▶ **Task requirements**
Copy every line with the string "Same" in it.

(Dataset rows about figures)
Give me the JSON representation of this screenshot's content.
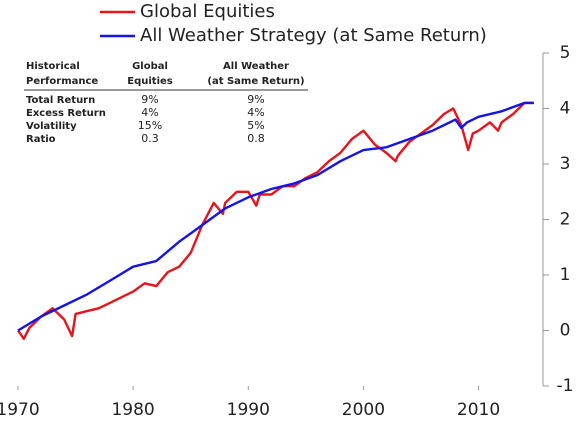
{
  "chart_data": {
    "type": "line",
    "series": [
      {
        "name": "Global Equities",
        "color": "#e8141c",
        "x": [
          1970,
          1970.5,
          1971,
          1972,
          1973,
          1974,
          1974.7,
          1975,
          1976,
          1977,
          1978,
          1979,
          1980,
          1981,
          1982,
          1983,
          1984,
          1985,
          1986,
          1987,
          1987.8,
          1988,
          1989,
          1990,
          1990.7,
          1991,
          1992,
          1993,
          1994,
          1995,
          1996,
          1997,
          1998,
          1999,
          2000,
          2001,
          2002,
          2002.8,
          2003,
          2004,
          2005,
          2006,
          2007,
          2007.8,
          2008.5,
          2009.1,
          2009.5,
          2010,
          2011,
          2011.7,
          2012,
          2013,
          2014,
          2014.8
        ],
        "values": [
          0,
          -0.15,
          0.05,
          0.25,
          0.4,
          0.2,
          -0.1,
          0.3,
          0.35,
          0.4,
          0.5,
          0.6,
          0.7,
          0.85,
          0.8,
          1.05,
          1.15,
          1.4,
          1.9,
          2.3,
          2.1,
          2.3,
          2.5,
          2.5,
          2.25,
          2.45,
          2.45,
          2.6,
          2.6,
          2.75,
          2.85,
          3.05,
          3.2,
          3.45,
          3.6,
          3.35,
          3.2,
          3.05,
          3.15,
          3.4,
          3.55,
          3.7,
          3.9,
          4.0,
          3.7,
          3.25,
          3.55,
          3.6,
          3.75,
          3.6,
          3.75,
          3.9,
          4.1,
          4.1
        ]
      },
      {
        "name": "All Weather Strategy (at Same Return)",
        "color": "#1414e6",
        "x": [
          1970,
          1972,
          1974,
          1976,
          1978,
          1980,
          1982,
          1984,
          1986,
          1988,
          1990,
          1992,
          1994,
          1996,
          1998,
          2000,
          2002,
          2004,
          2006,
          2008,
          2008.5,
          2009,
          2010,
          2012,
          2014,
          2014.8
        ],
        "values": [
          0,
          0.25,
          0.45,
          0.65,
          0.9,
          1.15,
          1.25,
          1.6,
          1.9,
          2.2,
          2.4,
          2.55,
          2.65,
          2.8,
          3.05,
          3.25,
          3.3,
          3.45,
          3.6,
          3.8,
          3.65,
          3.75,
          3.85,
          3.95,
          4.1,
          4.1
        ]
      }
    ],
    "xlim": [
      1970,
      2015.6
    ],
    "xticks": [
      1970,
      1980,
      1990,
      2000,
      2010
    ],
    "ylim": [
      -1,
      5
    ],
    "yticks": [
      -1,
      0,
      1,
      2,
      3,
      4,
      5
    ]
  },
  "table": {
    "header": [
      [
        "Historical",
        "Performance"
      ],
      [
        "Global",
        "Equities"
      ],
      [
        "All Weather",
        "(at Same Return)"
      ]
    ],
    "rows": [
      [
        "Total Return",
        "9%",
        "9%"
      ],
      [
        "Excess Return",
        "4%",
        "4%"
      ],
      [
        "Volatility",
        "15%",
        "5%"
      ],
      [
        "Ratio",
        "0.3",
        "0.8"
      ]
    ]
  }
}
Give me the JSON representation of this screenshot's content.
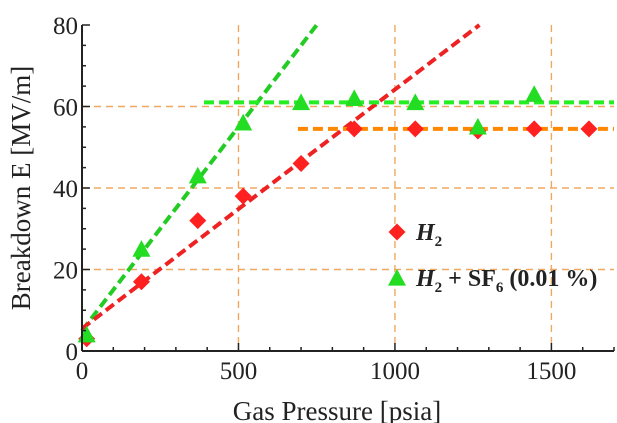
{
  "chart_data": {
    "type": "scatter",
    "xlabel": "Gas Pressure [psia]",
    "ylabel": "Breakdown E [MV/m]",
    "xlim": [
      0,
      1700
    ],
    "ylim": [
      0,
      80
    ],
    "x_ticks": [
      0,
      500,
      1000,
      1500
    ],
    "y_ticks": [
      0,
      20,
      40,
      60,
      80
    ],
    "grid": true,
    "legend_position": "right",
    "series": [
      {
        "name": "H2",
        "legend": {
          "main": "H",
          "sub": "2",
          "rest": ""
        },
        "marker": "diamond",
        "color": "#ff2020",
        "x": [
          15,
          190,
          370,
          515,
          700,
          870,
          1065,
          1265,
          1445,
          1620
        ],
        "y": [
          3,
          17,
          32,
          38,
          46,
          54.5,
          54.5,
          54,
          54.5,
          54.5
        ]
      },
      {
        "name": "H2 + SF6 (0.01 %)",
        "legend": {
          "main": "H",
          "sub": "2",
          "rest": " + SF",
          "sub2": "6",
          "tail": " (0.01 %)"
        },
        "marker": "triangle",
        "color": "#22dd22",
        "x": [
          15,
          190,
          370,
          515,
          700,
          870,
          1065,
          1265,
          1445
        ],
        "y": [
          4,
          25,
          43,
          56,
          61,
          62,
          61,
          55,
          63
        ]
      }
    ],
    "fits": [
      {
        "color": "#22cc22",
        "from": [
          0,
          5
        ],
        "to": [
          750,
          80
        ]
      },
      {
        "color": "#ee2222",
        "from": [
          0,
          5.5
        ],
        "to": [
          1270,
          80
        ]
      },
      {
        "color": "#22ee22",
        "from": [
          390,
          61
        ],
        "to": [
          1700,
          61
        ]
      },
      {
        "color": "#ff8800",
        "from": [
          690,
          54.5
        ],
        "to": [
          1700,
          54.5
        ]
      }
    ],
    "colors": {
      "grid": "#f0a860",
      "axis": "#222222"
    }
  }
}
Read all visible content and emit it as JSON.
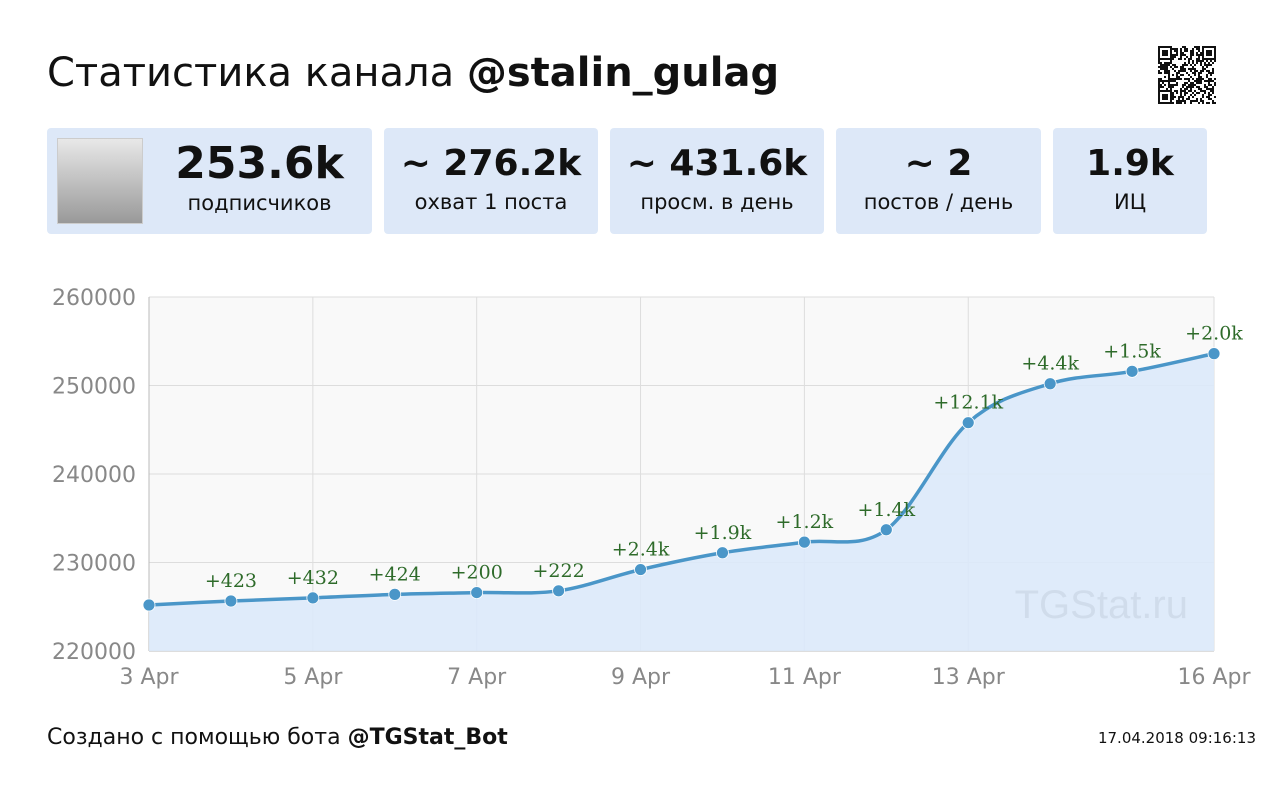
{
  "header": {
    "title_prefix": "Статистика канала ",
    "channel": "@stalin_gulag"
  },
  "stats": [
    {
      "value": "253.6k",
      "label": "подписчиков"
    },
    {
      "value": "~ 276.2k",
      "label": "охват 1 поста"
    },
    {
      "value": "~ 431.6k",
      "label": "просм. в день"
    },
    {
      "value": "~ 2",
      "label": "постов / день"
    },
    {
      "value": "1.9k",
      "label": "ИЦ"
    }
  ],
  "footer": {
    "text": "Создано с помощью бота ",
    "bot": "@TGStat_Bot",
    "timestamp": "17.04.2018 09:16:13"
  },
  "watermark": "TGStat.ru",
  "colors": {
    "line": "#4a96c8",
    "fill": "#dce9f9",
    "label": "#2e6b2a",
    "card": "#dde8f8"
  },
  "chart_data": {
    "type": "area",
    "x": [
      "3 Apr",
      "4 Apr",
      "5 Apr",
      "6 Apr",
      "7 Apr",
      "8 Apr",
      "9 Apr",
      "10 Apr",
      "11 Apr",
      "12 Apr",
      "13 Apr",
      "14 Apr",
      "15 Apr",
      "16 Apr"
    ],
    "values": [
      225200,
      225650,
      226000,
      226400,
      226600,
      226800,
      229200,
      231100,
      232300,
      233700,
      245800,
      250200,
      251600,
      253600
    ],
    "point_labels": [
      "",
      "+423",
      "+432",
      "+424",
      "+200",
      "+222",
      "+2.4k",
      "+1.9k",
      "+1.2k",
      "+1.4k",
      "+12.1k",
      "+4.4k",
      "+1.5k",
      "+2.0k"
    ],
    "x_ticks": [
      "3 Apr",
      "5 Apr",
      "7 Apr",
      "9 Apr",
      "11 Apr",
      "13 Apr",
      "16 Apr"
    ],
    "y_ticks": [
      "220000",
      "230000",
      "240000",
      "250000",
      "260000"
    ],
    "ylim": [
      220000,
      260000
    ],
    "grid": true
  }
}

▶ **Exercise output**
        "name": "All Weather Strategy (at Same Return)",
        "(at Same Return)"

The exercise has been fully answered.